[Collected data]
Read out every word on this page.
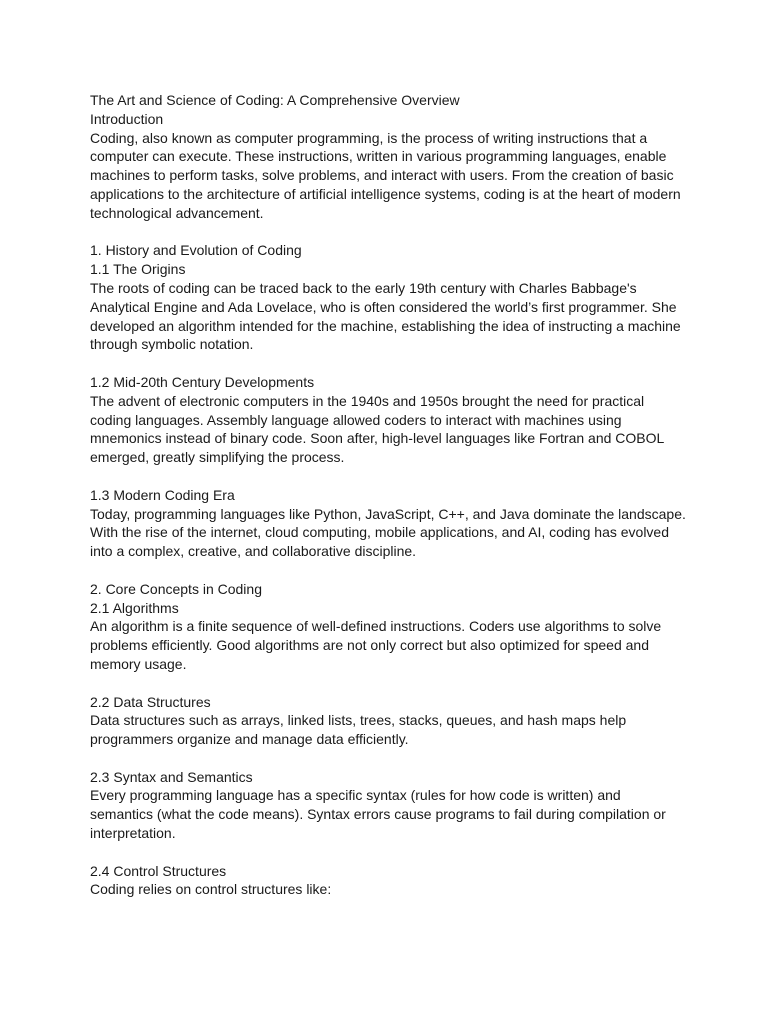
The Art and Science of Coding: A Comprehensive Overview
Introduction
Coding, also known as computer programming, is the process of writing instructions that a
computer can execute. These instructions, written in various programming languages, enable
machines to perform tasks, solve problems, and interact with users. From the creation of basic
applications to the architecture of artificial intelligence systems, coding is at the heart of modern
technological advancement.
1. History and Evolution of Coding
1.1 The Origins
The roots of coding can be traced back to the early 19th century with Charles Babbage's
Analytical Engine and Ada Lovelace, who is often considered the world’s first programmer. She
developed an algorithm intended for the machine, establishing the idea of instructing a machine
through symbolic notation.
1.2 Mid-20th Century Developments
The advent of electronic computers in the 1940s and 1950s brought the need for practical
coding languages. Assembly language allowed coders to interact with machines using
mnemonics instead of binary code. Soon after, high-level languages like Fortran and COBOL
emerged, greatly simplifying the process.
1.3 Modern Coding Era
Today, programming languages like Python, JavaScript, C++, and Java dominate the landscape.
With the rise of the internet, cloud computing, mobile applications, and AI, coding has evolved
into a complex, creative, and collaborative discipline.
2. Core Concepts in Coding
2.1 Algorithms
An algorithm is a finite sequence of well-defined instructions. Coders use algorithms to solve
problems efficiently. Good algorithms are not only correct but also optimized for speed and
memory usage.
2.2 Data Structures
Data structures such as arrays, linked lists, trees, stacks, queues, and hash maps help
programmers organize and manage data efficiently.
2.3 Syntax and Semantics
Every programming language has a specific syntax (rules for how code is written) and
semantics (what the code means). Syntax errors cause programs to fail during compilation or
interpretation.
2.4 Control Structures
Coding relies on control structures like:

▶ [DIRECTION]: Reproduce the full listing faithfully, but do not carry over any pictures.

▶ [RESPONSE TO THE TASK]:
Read out every word on this page.
The Art and Science of Coding: A Comprehensive Overview
Introduction
Coding, also known as computer programming, is the process of writing instructions that a
computer can execute. These instructions, written in various programming languages, enable
machines to perform tasks, solve problems, and interact with users. From the creation of basic
applications to the architecture of artificial intelligence systems, coding is at the heart of modern
technological advancement.
1. History and Evolution of Coding
1.1 The Origins
The roots of coding can be traced back to the early 19th century with Charles Babbage's
Analytical Engine and Ada Lovelace, who is often considered the world’s first programmer. She
developed an algorithm intended for the machine, establishing the idea of instructing a machine
through symbolic notation.
1.2 Mid-20th Century Developments
The advent of electronic computers in the 1940s and 1950s brought the need for practical
coding languages. Assembly language allowed coders to interact with machines using
mnemonics instead of binary code. Soon after, high-level languages like Fortran and COBOL
emerged, greatly simplifying the process.
1.3 Modern Coding Era
Today, programming languages like Python, JavaScript, C++, and Java dominate the landscape.
With the rise of the internet, cloud computing, mobile applications, and AI, coding has evolved
into a complex, creative, and collaborative discipline.
2. Core Concepts in Coding
2.1 Algorithms
An algorithm is a finite sequence of well-defined instructions. Coders use algorithms to solve
problems efficiently. Good algorithms are not only correct but also optimized for speed and
memory usage.
2.2 Data Structures
Data structures such as arrays, linked lists, trees, stacks, queues, and hash maps help
programmers organize and manage data efficiently.
2.3 Syntax and Semantics
Every programming language has a specific syntax (rules for how code is written) and
semantics (what the code means). Syntax errors cause programs to fail during compilation or
interpretation.
2.4 Control Structures
Coding relies on control structures like:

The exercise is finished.